▶ **Goal of the exercise**
Extract the complete listing and output it unchanged.

▶ **Stored data entries**
========================================
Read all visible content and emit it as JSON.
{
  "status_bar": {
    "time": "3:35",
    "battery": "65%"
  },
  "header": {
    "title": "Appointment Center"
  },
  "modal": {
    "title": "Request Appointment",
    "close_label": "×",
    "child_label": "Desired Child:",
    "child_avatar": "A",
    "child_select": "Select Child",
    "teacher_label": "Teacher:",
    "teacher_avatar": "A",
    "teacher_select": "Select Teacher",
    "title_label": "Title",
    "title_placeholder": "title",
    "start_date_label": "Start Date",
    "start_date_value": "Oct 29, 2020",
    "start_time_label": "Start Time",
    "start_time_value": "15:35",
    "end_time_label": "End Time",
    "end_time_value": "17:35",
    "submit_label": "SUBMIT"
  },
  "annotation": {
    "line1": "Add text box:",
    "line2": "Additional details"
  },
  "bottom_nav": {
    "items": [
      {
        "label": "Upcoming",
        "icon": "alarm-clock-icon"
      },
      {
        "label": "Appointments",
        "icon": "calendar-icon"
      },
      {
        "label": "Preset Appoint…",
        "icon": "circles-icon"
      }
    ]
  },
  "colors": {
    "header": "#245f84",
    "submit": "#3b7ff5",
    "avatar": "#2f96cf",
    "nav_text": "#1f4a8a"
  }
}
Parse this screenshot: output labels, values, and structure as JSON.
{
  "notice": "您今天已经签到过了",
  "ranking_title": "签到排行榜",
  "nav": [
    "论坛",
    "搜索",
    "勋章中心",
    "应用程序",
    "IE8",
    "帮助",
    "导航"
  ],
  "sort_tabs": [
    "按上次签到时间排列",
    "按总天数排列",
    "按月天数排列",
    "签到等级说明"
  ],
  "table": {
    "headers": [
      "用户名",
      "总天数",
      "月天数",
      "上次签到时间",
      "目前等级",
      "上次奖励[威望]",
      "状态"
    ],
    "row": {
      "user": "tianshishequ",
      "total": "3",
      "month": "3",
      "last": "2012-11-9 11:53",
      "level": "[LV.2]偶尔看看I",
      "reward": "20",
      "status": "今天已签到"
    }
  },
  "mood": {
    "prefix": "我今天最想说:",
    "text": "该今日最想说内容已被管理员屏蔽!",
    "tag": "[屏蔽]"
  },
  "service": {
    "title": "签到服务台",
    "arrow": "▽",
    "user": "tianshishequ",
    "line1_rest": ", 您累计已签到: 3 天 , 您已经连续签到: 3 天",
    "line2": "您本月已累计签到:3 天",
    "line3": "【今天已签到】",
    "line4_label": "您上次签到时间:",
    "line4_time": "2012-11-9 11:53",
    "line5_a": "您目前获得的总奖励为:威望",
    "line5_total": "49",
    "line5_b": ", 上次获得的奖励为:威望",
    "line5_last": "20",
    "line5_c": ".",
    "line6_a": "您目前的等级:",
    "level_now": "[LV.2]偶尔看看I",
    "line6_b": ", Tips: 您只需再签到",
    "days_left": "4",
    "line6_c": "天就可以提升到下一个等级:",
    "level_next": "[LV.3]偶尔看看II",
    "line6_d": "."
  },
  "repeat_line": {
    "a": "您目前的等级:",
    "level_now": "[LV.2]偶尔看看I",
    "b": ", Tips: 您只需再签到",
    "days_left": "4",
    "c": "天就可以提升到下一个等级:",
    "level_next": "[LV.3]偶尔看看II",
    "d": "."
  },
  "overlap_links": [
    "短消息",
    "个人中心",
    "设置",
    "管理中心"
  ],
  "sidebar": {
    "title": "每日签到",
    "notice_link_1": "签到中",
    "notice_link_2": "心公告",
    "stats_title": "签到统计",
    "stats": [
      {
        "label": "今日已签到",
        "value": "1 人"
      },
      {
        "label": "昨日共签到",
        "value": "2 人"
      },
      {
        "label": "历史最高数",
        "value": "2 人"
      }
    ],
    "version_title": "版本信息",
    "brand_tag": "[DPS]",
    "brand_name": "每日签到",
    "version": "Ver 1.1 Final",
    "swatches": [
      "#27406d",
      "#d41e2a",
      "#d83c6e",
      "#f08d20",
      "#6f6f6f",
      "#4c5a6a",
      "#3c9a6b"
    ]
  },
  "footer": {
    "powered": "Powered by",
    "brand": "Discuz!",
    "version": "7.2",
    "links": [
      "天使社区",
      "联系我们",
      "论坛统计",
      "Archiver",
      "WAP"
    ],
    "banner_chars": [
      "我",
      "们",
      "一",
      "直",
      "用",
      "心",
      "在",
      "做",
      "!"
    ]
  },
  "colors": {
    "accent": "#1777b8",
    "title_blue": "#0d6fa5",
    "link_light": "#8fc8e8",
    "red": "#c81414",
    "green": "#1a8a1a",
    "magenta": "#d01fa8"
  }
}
========================================
▶ **Result of this task**
Read all visible content and emit it as JSON.
{
  "status_bar": {
    "time": "3:35",
    "battery": "65%"
  },
  "header": {
    "title": "Appointment Center"
  },
  "modal": {
    "title": "Request Appointment",
    "close_label": "×",
    "child_label": "Desired Child:",
    "child_avatar": "A",
    "child_select": "Select Child",
    "teacher_label": "Teacher:",
    "teacher_avatar": "A",
    "teacher_select": "Select Teacher",
    "title_label": "Title",
    "title_placeholder": "title",
    "start_date_label": "Start Date",
    "start_date_value": "Oct 29, 2020",
    "start_time_label": "Start Time",
    "start_time_value": "15:35",
    "end_time_label": "End Time",
    "end_time_value": "17:35",
    "submit_label": "SUBMIT"
  },
  "annotation": {
    "line1": "Add text box:",
    "line2": "Additional details"
  },
  "bottom_nav": {
    "items": [
      {
        "label": "Upcoming",
        "icon": "alarm-clock-icon"
      },
      {
        "label": "Appointments",
        "icon": "calendar-icon"
      },
      {
        "label": "Preset Appoint…",
        "icon": "circles-icon"
      }
    ]
  },
  "colors": {
    "header": "#245f84",
    "submit": "#3b7ff5",
    "avatar": "#2f96cf",
    "nav_text": "#1f4a8a"
  }
}
Parse this screenshot: output labels, values, and structure as JSON.
{
  "notice": "您今天已经签到过了",
  "ranking_title": "签到排行榜",
  "nav": [
    "论坛",
    "搜索",
    "勋章中心",
    "应用程序",
    "IE8",
    "帮助",
    "导航"
  ],
  "sort_tabs": [
    "按上次签到时间排列",
    "按总天数排列",
    "按月天数排列",
    "签到等级说明"
  ],
  "table": {
    "headers": [
      "用户名",
      "总天数",
      "月天数",
      "上次签到时间",
      "目前等级",
      "上次奖励[威望]",
      "状态"
    ],
    "row": {
      "user": "tianshishequ",
      "total": "3",
      "month": "3",
      "last": "2012-11-9 11:53",
      "level": "[LV.2]偶尔看看I",
      "reward": "20",
      "status": "今天已签到"
    }
  },
  "mood": {
    "prefix": "我今天最想说:",
    "text": "该今日最想说内容已被管理员屏蔽!",
    "tag": "[屏蔽]"
  },
  "service": {
    "title": "签到服务台",
    "arrow": "▽",
    "user": "tianshishequ",
    "line1_rest": ", 您累计已签到: 3 天 , 您已经连续签到: 3 天",
    "line2": "您本月已累计签到:3 天",
    "line3": "【今天已签到】",
    "line4_label": "您上次签到时间:",
    "line4_time": "2012-11-9 11:53",
    "line5_a": "您目前获得的总奖励为:威望",
    "line5_total": "49",
    "line5_b": ", 上次获得的奖励为:威望",
    "line5_last": "20",
    "line5_c": ".",
    "line6_a": "您目前的等级:",
    "level_now": "[LV.2]偶尔看看I",
    "line6_b": ", Tips: 您只需再签到",
    "days_left": "4",
    "line6_c": "天就可以提升到下一个等级:",
    "level_next": "[LV.3]偶尔看看II",
    "line6_d": "."
  },
  "repeat_line": {
    "a": "您目前的等级:",
    "level_now": "[LV.2]偶尔看看I",
    "b": ", Tips: 您只需再签到",
    "days_left": "4",
    "c": "天就可以提升到下一个等级:",
    "level_next": "[LV.3]偶尔看看II",
    "d": "."
  },
  "overlap_links": [
    "短消息",
    "个人中心",
    "设置",
    "管理中心"
  ],
  "sidebar": {
    "title": "每日签到",
    "notice_link_1": "签到中",
    "notice_link_2": "心公告",
    "stats_title": "签到统计",
    "stats": [
      {
        "label": "今日已签到",
        "value": "1 人"
      },
      {
        "label": "昨日共签到",
        "value": "2 人"
      },
      {
        "label": "历史最高数",
        "value": "2 人"
      }
    ],
    "version_title": "版本信息",
    "brand_tag": "[DPS]",
    "brand_name": "每日签到",
    "version": "Ver 1.1 Final",
    "swatches": [
      "#27406d",
      "#d41e2a",
      "#d83c6e",
      "#f08d20",
      "#6f6f6f",
      "#4c5a6a",
      "#3c9a6b"
    ]
  },
  "footer": {
    "powered": "Powered by",
    "brand": "Discuz!",
    "version": "7.2",
    "links": [
      "天使社区",
      "联系我们",
      "论坛统计",
      "Archiver",
      "WAP"
    ],
    "banner_chars": [
      "我",
      "们",
      "一",
      "直",
      "用",
      "心",
      "在",
      "做",
      "!"
    ]
  },
  "colors": {
    "accent": "#1777b8",
    "title_blue": "#0d6fa5",
    "link_light": "#8fc8e8",
    "red": "#c81414",
    "green": "#1a8a1a",
    "magenta": "#d01fa8"
  }
}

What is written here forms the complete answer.